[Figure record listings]

· · · ·

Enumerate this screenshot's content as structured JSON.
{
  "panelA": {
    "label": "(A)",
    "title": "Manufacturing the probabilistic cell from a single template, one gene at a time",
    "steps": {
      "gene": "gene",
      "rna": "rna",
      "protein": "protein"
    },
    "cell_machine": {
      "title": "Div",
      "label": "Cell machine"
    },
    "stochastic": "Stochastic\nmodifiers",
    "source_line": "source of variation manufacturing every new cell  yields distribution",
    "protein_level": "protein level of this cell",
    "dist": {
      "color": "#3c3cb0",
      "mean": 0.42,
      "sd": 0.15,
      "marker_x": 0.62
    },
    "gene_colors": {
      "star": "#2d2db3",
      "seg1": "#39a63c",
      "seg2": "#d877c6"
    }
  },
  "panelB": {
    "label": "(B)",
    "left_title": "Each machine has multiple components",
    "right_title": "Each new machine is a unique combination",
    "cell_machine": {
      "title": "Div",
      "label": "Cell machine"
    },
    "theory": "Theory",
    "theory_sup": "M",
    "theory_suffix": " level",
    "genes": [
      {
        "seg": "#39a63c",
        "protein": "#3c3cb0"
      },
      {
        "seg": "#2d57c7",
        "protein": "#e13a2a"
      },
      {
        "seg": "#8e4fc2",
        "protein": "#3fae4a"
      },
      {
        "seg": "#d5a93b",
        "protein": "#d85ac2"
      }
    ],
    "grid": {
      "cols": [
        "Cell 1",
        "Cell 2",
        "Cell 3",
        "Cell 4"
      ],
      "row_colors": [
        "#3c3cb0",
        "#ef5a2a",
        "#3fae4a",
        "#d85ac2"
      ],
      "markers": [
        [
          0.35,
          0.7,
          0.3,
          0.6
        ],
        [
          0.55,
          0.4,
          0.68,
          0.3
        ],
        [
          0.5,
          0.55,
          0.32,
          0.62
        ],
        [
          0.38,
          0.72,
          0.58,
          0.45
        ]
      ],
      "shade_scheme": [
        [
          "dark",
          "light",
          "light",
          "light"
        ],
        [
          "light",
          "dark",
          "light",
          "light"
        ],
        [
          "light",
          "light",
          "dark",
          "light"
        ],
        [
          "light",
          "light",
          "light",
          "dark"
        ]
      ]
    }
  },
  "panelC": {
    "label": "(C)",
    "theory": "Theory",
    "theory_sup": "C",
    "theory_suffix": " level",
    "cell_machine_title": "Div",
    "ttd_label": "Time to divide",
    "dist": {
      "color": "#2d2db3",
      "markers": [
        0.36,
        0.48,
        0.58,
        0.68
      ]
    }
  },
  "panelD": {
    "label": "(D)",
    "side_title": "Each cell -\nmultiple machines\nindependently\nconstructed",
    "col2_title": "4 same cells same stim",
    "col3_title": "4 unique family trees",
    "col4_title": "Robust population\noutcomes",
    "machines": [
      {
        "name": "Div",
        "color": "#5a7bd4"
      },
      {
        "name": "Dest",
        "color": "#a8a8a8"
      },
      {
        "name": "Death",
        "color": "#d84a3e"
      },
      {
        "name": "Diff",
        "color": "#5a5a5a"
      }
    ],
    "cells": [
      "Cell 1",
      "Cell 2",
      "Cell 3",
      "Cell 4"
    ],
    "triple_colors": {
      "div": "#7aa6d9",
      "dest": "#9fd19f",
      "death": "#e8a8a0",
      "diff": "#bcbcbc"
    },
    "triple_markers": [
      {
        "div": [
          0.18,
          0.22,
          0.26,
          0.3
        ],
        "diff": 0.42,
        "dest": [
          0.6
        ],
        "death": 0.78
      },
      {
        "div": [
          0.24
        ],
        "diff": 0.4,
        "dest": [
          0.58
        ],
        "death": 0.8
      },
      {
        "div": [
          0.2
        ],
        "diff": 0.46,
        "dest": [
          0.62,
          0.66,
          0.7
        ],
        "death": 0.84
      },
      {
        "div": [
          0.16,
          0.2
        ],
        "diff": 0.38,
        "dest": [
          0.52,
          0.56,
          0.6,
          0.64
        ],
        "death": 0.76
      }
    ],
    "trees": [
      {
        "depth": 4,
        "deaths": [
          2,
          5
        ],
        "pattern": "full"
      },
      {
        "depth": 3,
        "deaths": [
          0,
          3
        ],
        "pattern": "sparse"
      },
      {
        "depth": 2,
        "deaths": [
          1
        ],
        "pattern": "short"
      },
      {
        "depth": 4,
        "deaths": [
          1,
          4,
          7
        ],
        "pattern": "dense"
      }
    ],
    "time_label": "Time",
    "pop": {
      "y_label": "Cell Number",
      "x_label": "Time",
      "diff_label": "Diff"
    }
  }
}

· · · ·

- [To do]:
For each line in the data, set it down again exactly.

- [Response]:
Enumerate this screenshot's content as structured JSON.
{
  "panelA": {
    "label": "(A)",
    "title": "Manufacturing the probabilistic cell from a single template, one gene at a time",
    "steps": {
      "gene": "gene",
      "rna": "rna",
      "protein": "protein"
    },
    "cell_machine": {
      "title": "Div",
      "label": "Cell machine"
    },
    "stochastic": "Stochastic\nmodifiers",
    "source_line": "source of variation manufacturing every new cell  yields distribution",
    "protein_level": "protein level of this cell",
    "dist": {
      "color": "#3c3cb0",
      "mean": 0.42,
      "sd": 0.15,
      "marker_x": 0.62
    },
    "gene_colors": {
      "star": "#2d2db3",
      "seg1": "#39a63c",
      "seg2": "#d877c6"
    }
  },
  "panelB": {
    "label": "(B)",
    "left_title": "Each machine has multiple components",
    "right_title": "Each new machine is a unique combination",
    "cell_machine": {
      "title": "Div",
      "label": "Cell machine"
    },
    "theory": "Theory",
    "theory_sup": "M",
    "theory_suffix": " level",
    "genes": [
      {
        "seg": "#39a63c",
        "protein": "#3c3cb0"
      },
      {
        "seg": "#2d57c7",
        "protein": "#e13a2a"
      },
      {
        "seg": "#8e4fc2",
        "protein": "#3fae4a"
      },
      {
        "seg": "#d5a93b",
        "protein": "#d85ac2"
      }
    ],
    "grid": {
      "cols": [
        "Cell 1",
        "Cell 2",
        "Cell 3",
        "Cell 4"
      ],
      "row_colors": [
        "#3c3cb0",
        "#ef5a2a",
        "#3fae4a",
        "#d85ac2"
      ],
      "markers": [
        [
          0.35,
          0.7,
          0.3,
          0.6
        ],
        [
          0.55,
          0.4,
          0.68,
          0.3
        ],
        [
          0.5,
          0.55,
          0.32,
          0.62
        ],
        [
          0.38,
          0.72,
          0.58,
          0.45
        ]
      ],
      "shade_scheme": [
        [
          "dark",
          "light",
          "light",
          "light"
        ],
        [
          "light",
          "dark",
          "light",
          "light"
        ],
        [
          "light",
          "light",
          "dark",
          "light"
        ],
        [
          "light",
          "light",
          "light",
          "dark"
        ]
      ]
    }
  },
  "panelC": {
    "label": "(C)",
    "theory": "Theory",
    "theory_sup": "C",
    "theory_suffix": " level",
    "cell_machine_title": "Div",
    "ttd_label": "Time to divide",
    "dist": {
      "color": "#2d2db3",
      "markers": [
        0.36,
        0.48,
        0.58,
        0.68
      ]
    }
  },
  "panelD": {
    "label": "(D)",
    "side_title": "Each cell -\nmultiple machines\nindependently\nconstructed",
    "col2_title": "4 same cells same stim",
    "col3_title": "4 unique family trees",
    "col4_title": "Robust population\noutcomes",
    "machines": [
      {
        "name": "Div",
        "color": "#5a7bd4"
      },
      {
        "name": "Dest",
        "color": "#a8a8a8"
      },
      {
        "name": "Death",
        "color": "#d84a3e"
      },
      {
        "name": "Diff",
        "color": "#5a5a5a"
      }
    ],
    "cells": [
      "Cell 1",
      "Cell 2",
      "Cell 3",
      "Cell 4"
    ],
    "triple_colors": {
      "div": "#7aa6d9",
      "dest": "#9fd19f",
      "death": "#e8a8a0",
      "diff": "#bcbcbc"
    },
    "triple_markers": [
      {
        "div": [
          0.18,
          0.22,
          0.26,
          0.3
        ],
        "diff": 0.42,
        "dest": [
          0.6
        ],
        "death": 0.78
      },
      {
        "div": [
          0.24
        ],
        "diff": 0.4,
        "dest": [
          0.58
        ],
        "death": 0.8
      },
      {
        "div": [
          0.2
        ],
        "diff": 0.46,
        "dest": [
          0.62,
          0.66,
          0.7
        ],
        "death": 0.84
      },
      {
        "div": [
          0.16,
          0.2
        ],
        "diff": 0.38,
        "dest": [
          0.52,
          0.56,
          0.6,
          0.64
        ],
        "death": 0.76
      }
    ],
    "trees": [
      {
        "depth": 4,
        "deaths": [
          2,
          5
        ],
        "pattern": "full"
      },
      {
        "depth": 3,
        "deaths": [
          0,
          3
        ],
        "pattern": "sparse"
      },
      {
        "depth": 2,
        "deaths": [
          1
        ],
        "pattern": "short"
      },
      {
        "depth": 4,
        "deaths": [
          1,
          4,
          7
        ],
        "pattern": "dense"
      }
    ],
    "time_label": "Time",
    "pop": {
      "y_label": "Cell Number",
      "x_label": "Time",
      "diff_label": "Diff"
    }
  }
}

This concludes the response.